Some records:
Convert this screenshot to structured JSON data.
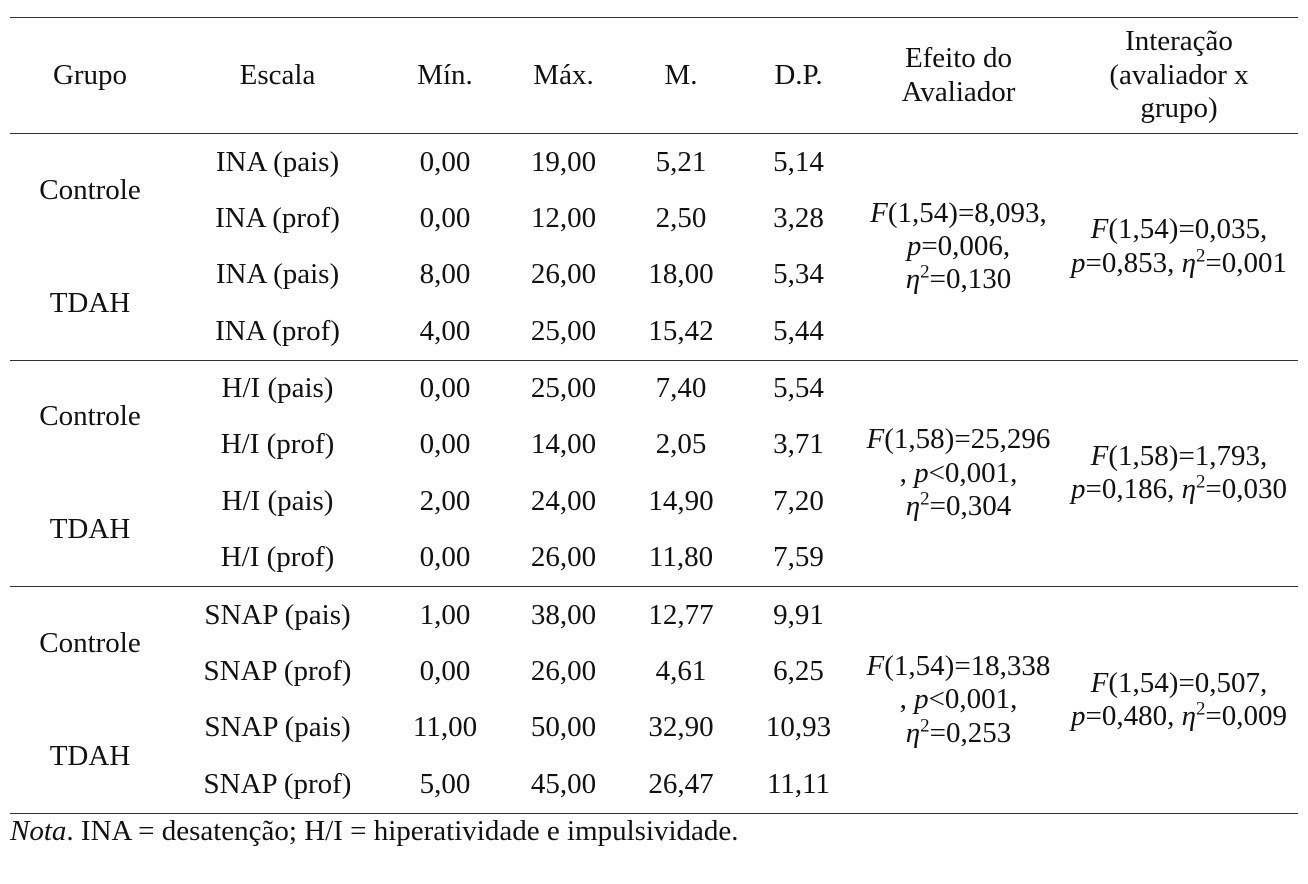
{
  "table": {
    "header": [
      "Grupo",
      "Escala",
      "Mín.",
      "Máx.",
      "M.",
      "D.P.",
      "Efeito do Avaliador",
      "Interação (avaliador x grupo)"
    ],
    "sections": [
      {
        "groups": [
          "Controle",
          "TDAH"
        ],
        "rows": [
          [
            "INA (pais)",
            "0,00",
            "19,00",
            "5,21",
            "5,14"
          ],
          [
            "INA (prof)",
            "0,00",
            "12,00",
            "2,50",
            "3,28"
          ],
          [
            "INA (pais)",
            "8,00",
            "26,00",
            "18,00",
            "5,34"
          ],
          [
            "INA (prof)",
            "4,00",
            "25,00",
            "15,42",
            "5,44"
          ]
        ],
        "effect": [
          "F",
          "(1,54)=8,093, ",
          "p",
          "=0,006, ",
          "η",
          "2",
          "=0,130"
        ],
        "interaction": [
          "F",
          "(1,54)=0,035, ",
          "p",
          "=0,853, ",
          "η",
          "2",
          "=0,001"
        ]
      },
      {
        "groups": [
          "Controle",
          "TDAH"
        ],
        "rows": [
          [
            "H/I (pais)",
            "0,00",
            "25,00",
            "7,40",
            "5,54"
          ],
          [
            "H/I (prof)",
            "0,00",
            "14,00",
            "2,05",
            "3,71"
          ],
          [
            "H/I (pais)",
            "2,00",
            "24,00",
            "14,90",
            "7,20"
          ],
          [
            "H/I (prof)",
            "0,00",
            "26,00",
            "11,80",
            "7,59"
          ]
        ],
        "effect": [
          "F",
          "(1,58)=25,296, ",
          "p",
          "<0,001, ",
          "η",
          "2",
          "=0,304"
        ],
        "interaction": [
          "F",
          "(1,58)=1,793, ",
          "p",
          "=0,186, ",
          "η",
          "2",
          "=0,030"
        ]
      },
      {
        "groups": [
          "Controle",
          "TDAH"
        ],
        "rows": [
          [
            "SNAP (pais)",
            "1,00",
            "38,00",
            "12,77",
            "9,91"
          ],
          [
            "SNAP (prof)",
            "0,00",
            "26,00",
            "4,61",
            "6,25"
          ],
          [
            "SNAP (pais)",
            "11,00",
            "50,00",
            "32,90",
            "10,93"
          ],
          [
            "SNAP (prof)",
            "5,00",
            "45,00",
            "26,47",
            "11,11"
          ]
        ],
        "effect": [
          "F",
          "(1,54)=18,338, ",
          "p",
          "<0,001, ",
          "η",
          "2",
          "=0,253"
        ],
        "interaction": [
          "F",
          "(1,54)=0,507, ",
          "p",
          "=0,480, ",
          "η",
          "2",
          "=0,009"
        ]
      }
    ]
  },
  "note": {
    "label": "Nota",
    "text": ". INA = desatenção; H/I = hiperatividade e impulsividade."
  }
}
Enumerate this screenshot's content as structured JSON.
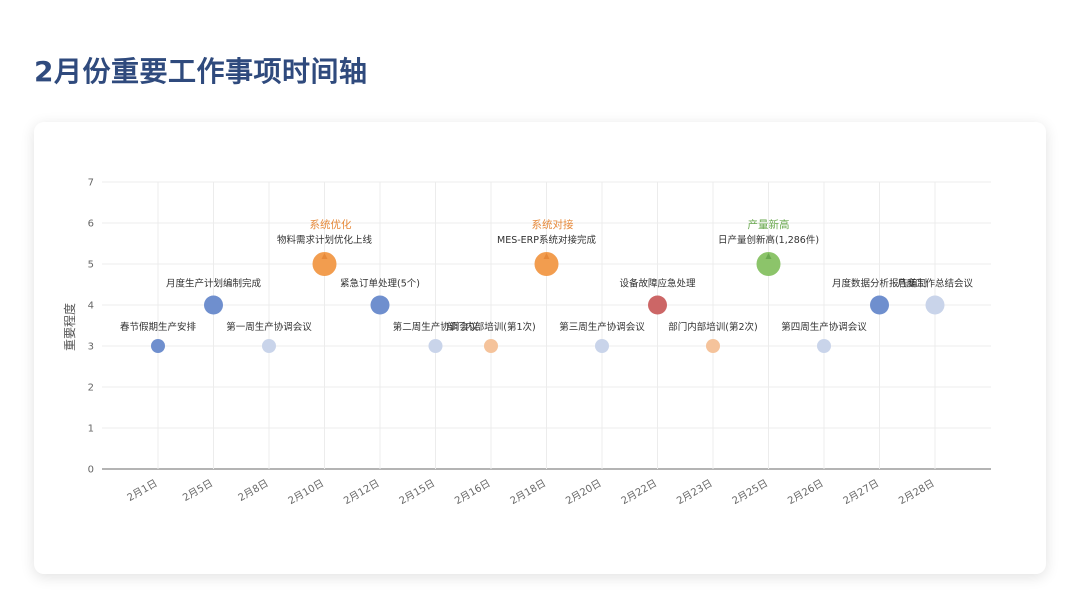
{
  "page": {
    "title": "2月份重要工作事项时间轴"
  },
  "chart_data": {
    "type": "scatter",
    "ylabel": "重要程度",
    "ylim": [
      0,
      7
    ],
    "yticks": [
      0,
      1,
      2,
      3,
      4,
      5,
      6,
      7
    ],
    "categories": [
      "2月1日",
      "2月5日",
      "2月8日",
      "2月10日",
      "2月12日",
      "2月15日",
      "2月16日",
      "2月18日",
      "2月20日",
      "2月22日",
      "2月23日",
      "2月25日",
      "2月26日",
      "2月27日",
      "2月28日"
    ],
    "grid": true,
    "points": [
      {
        "x": "2月1日",
        "y": 3,
        "label": "春节假期生产安排",
        "color": "#6f8fce"
      },
      {
        "x": "2月5日",
        "y": 4,
        "label": "月度生产计划编制完成",
        "color": "#6f8fce"
      },
      {
        "x": "2月8日",
        "y": 3,
        "label": "第一周生产协调会议",
        "color": "#c9d4ea"
      },
      {
        "x": "2月10日",
        "y": 5,
        "label": "物料需求计划优化上线",
        "color": "#f29d4f",
        "annotation": "系统优化",
        "annotation_color": "#e6893a"
      },
      {
        "x": "2月12日",
        "y": 4,
        "label": "紧急订单处理(5个)",
        "color": "#6f8fce"
      },
      {
        "x": "2月15日",
        "y": 3,
        "label": "第二周生产协调会议",
        "color": "#c9d4ea"
      },
      {
        "x": "2月16日",
        "y": 3,
        "label": "部门内部培训(第1次)",
        "color": "#f5c39b"
      },
      {
        "x": "2月18日",
        "y": 5,
        "label": "MES-ERP系统对接完成",
        "color": "#f29d4f",
        "annotation": "系统对接",
        "annotation_color": "#e6893a"
      },
      {
        "x": "2月20日",
        "y": 3,
        "label": "第三周生产协调会议",
        "color": "#c9d4ea"
      },
      {
        "x": "2月22日",
        "y": 4,
        "label": "设备故障应急处理",
        "color": "#cc6666"
      },
      {
        "x": "2月23日",
        "y": 3,
        "label": "部门内部培训(第2次)",
        "color": "#f5c39b"
      },
      {
        "x": "2月25日",
        "y": 5,
        "label": "日产量创新高(1,286件)",
        "color": "#8cc46a",
        "annotation": "产量新高",
        "annotation_color": "#6aa84f"
      },
      {
        "x": "2月26日",
        "y": 3,
        "label": "第四周生产协调会议",
        "color": "#c9d4ea"
      },
      {
        "x": "2月27日",
        "y": 4,
        "label": "月度数据分析报告编制",
        "color": "#6f8fce"
      },
      {
        "x": "2月28日",
        "y": 4,
        "label": "月度工作总结会议",
        "color": "#c9d4ea"
      }
    ]
  }
}
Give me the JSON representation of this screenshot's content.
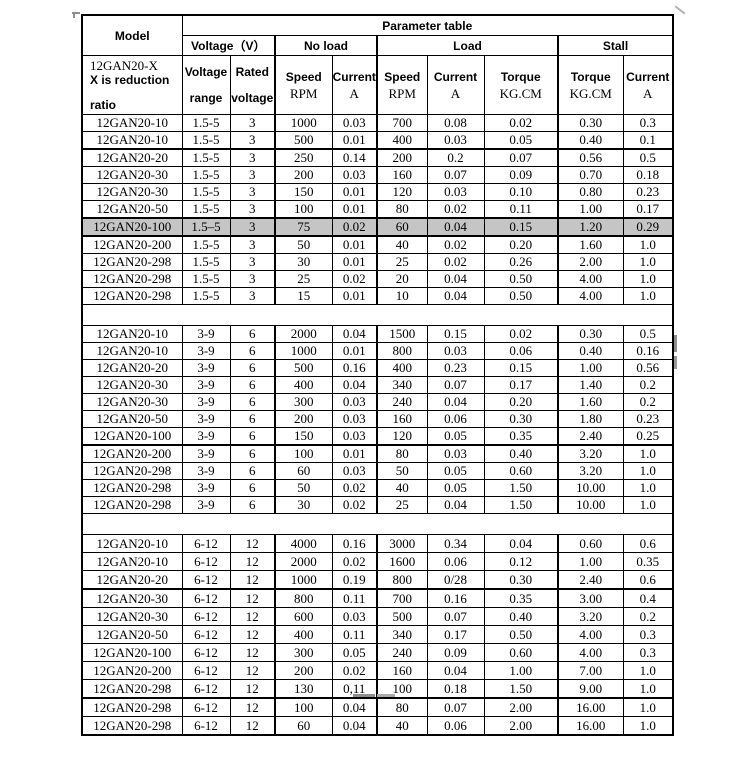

What you will do |
Make an exact copy of the data above, pictures excluded.

Exercise answer |
Convert this screenshot to structured JSON data.
{
  "table": {
    "header": [
      "Grupo",
      "Escala",
      "Mín.",
      "Máx.",
      "M.",
      "D.P.",
      "Efeito do Avaliador",
      "Interação (avaliador x grupo)"
    ],
    "sections": [
      {
        "groups": [
          "Controle",
          "TDAH"
        ],
        "rows": [
          [
            "INA (pais)",
            "0,00",
            "19,00",
            "5,21",
            "5,14"
          ],
          [
            "INA (prof)",
            "0,00",
            "12,00",
            "2,50",
            "3,28"
          ],
          [
            "INA (pais)",
            "8,00",
            "26,00",
            "18,00",
            "5,34"
          ],
          [
            "INA (prof)",
            "4,00",
            "25,00",
            "15,42",
            "5,44"
          ]
        ],
        "effect": [
          "F",
          "(1,54)=8,093, ",
          "p",
          "=0,006, ",
          "η",
          "2",
          "=0,130"
        ],
        "interaction": [
          "F",
          "(1,54)=0,035, ",
          "p",
          "=0,853, ",
          "η",
          "2",
          "=0,001"
        ]
      },
      {
        "groups": [
          "Controle",
          "TDAH"
        ],
        "rows": [
          [
            "H/I (pais)",
            "0,00",
            "25,00",
            "7,40",
            "5,54"
          ],
          [
            "H/I (prof)",
            "0,00",
            "14,00",
            "2,05",
            "3,71"
          ],
          [
            "H/I (pais)",
            "2,00",
            "24,00",
            "14,90",
            "7,20"
          ],
          [
            "H/I (prof)",
            "0,00",
            "26,00",
            "11,80",
            "7,59"
          ]
        ],
        "effect": [
          "F",
          "(1,58)=25,296, ",
          "p",
          "<0,001, ",
          "η",
          "2",
          "=0,304"
        ],
        "interaction": [
          "F",
          "(1,58)=1,793, ",
          "p",
          "=0,186, ",
          "η",
          "2",
          "=0,030"
        ]
      },
      {
        "groups": [
          "Controle",
          "TDAH"
        ],
        "rows": [
          [
            "SNAP (pais)",
            "1,00",
            "38,00",
            "12,77",
            "9,91"
          ],
          [
            "SNAP (prof)",
            "0,00",
            "26,00",
            "4,61",
            "6,25"
          ],
          [
            "SNAP (pais)",
            "11,00",
            "50,00",
            "32,90",
            "10,93"
          ],
          [
            "SNAP (prof)",
            "5,00",
            "45,00",
            "26,47",
            "11,11"
          ]
        ],
        "effect": [
          "F",
          "(1,54)=18,338, ",
          "p",
          "<0,001, ",
          "η",
          "2",
          "=0,253"
        ],
        "interaction": [
          "F",
          "(1,54)=0,507, ",
          "p",
          "=0,480, ",
          "η",
          "2",
          "=0,009"
        ]
      }
    ]
  },
  "note": {
    "label": "Nota",
    "text": ". INA = desatenção; H/I = hiperatividade e impulsividade."
  }
}
Enumerate this screenshot's content as structured JSON.
{
  "page": {
    "title": "2月份重要工作事项时间轴"
  },
  "chart_data": {
    "type": "scatter",
    "ylabel": "重要程度",
    "ylim": [
      0,
      7
    ],
    "yticks": [
      0,
      1,
      2,
      3,
      4,
      5,
      6,
      7
    ],
    "categories": [
      "2月1日",
      "2月5日",
      "2月8日",
      "2月10日",
      "2月12日",
      "2月15日",
      "2月16日",
      "2月18日",
      "2月20日",
      "2月22日",
      "2月23日",
      "2月25日",
      "2月26日",
      "2月27日",
      "2月28日"
    ],
    "grid": true,
    "points": [
      {
        "x": "2月1日",
        "y": 3,
        "label": "春节假期生产安排",
        "color": "#6f8fce"
      },
      {
        "x": "2月5日",
        "y": 4,
        "label": "月度生产计划编制完成",
        "color": "#6f8fce"
      },
      {
        "x": "2月8日",
        "y": 3,
        "label": "第一周生产协调会议",
        "color": "#c9d4ea"
      },
      {
        "x": "2月10日",
        "y": 5,
        "label": "物料需求计划优化上线",
        "color": "#f29d4f",
        "annotation": "系统优化",
        "annotation_color": "#e6893a"
      },
      {
        "x": "2月12日",
        "y": 4,
        "label": "紧急订单处理(5个)",
        "color": "#6f8fce"
      },
      {
        "x": "2月15日",
        "y": 3,
        "label": "第二周生产协调会议",
        "color": "#c9d4ea"
      },
      {
        "x": "2月16日",
        "y": 3,
        "label": "部门内部培训(第1次)",
        "color": "#f5c39b"
      },
      {
        "x": "2月18日",
        "y": 5,
        "label": "MES-ERP系统对接完成",
        "color": "#f29d4f",
        "annotation": "系统对接",
        "annotation_color": "#e6893a"
      },
      {
        "x": "2月20日",
        "y": 3,
        "label": "第三周生产协调会议",
        "color": "#c9d4ea"
      },
      {
        "x": "2月22日",
        "y": 4,
        "label": "设备故障应急处理",
        "color": "#cc6666"
      },
      {
        "x": "2月23日",
        "y": 3,
        "label": "部门内部培训(第2次)",
        "color": "#f5c39b"
      },
      {
        "x": "2月25日",
        "y": 5,
        "label": "日产量创新高(1,286件)",
        "color": "#8cc46a",
        "annotation": "产量新高",
        "annotation_color": "#6aa84f"
      },
      {
        "x": "2月26日",
        "y": 3,
        "label": "第四周生产协调会议",
        "color": "#c9d4ea"
      },
      {
        "x": "2月27日",
        "y": 4,
        "label": "月度数据分析报告编制",
        "color": "#6f8fce"
      },
      {
        "x": "2月28日",
        "y": 4,
        "label": "月度工作总结会议",
        "color": "#c9d4ea"
      }
    ]
  }
}
Give me the JSON representation of this screenshot's content.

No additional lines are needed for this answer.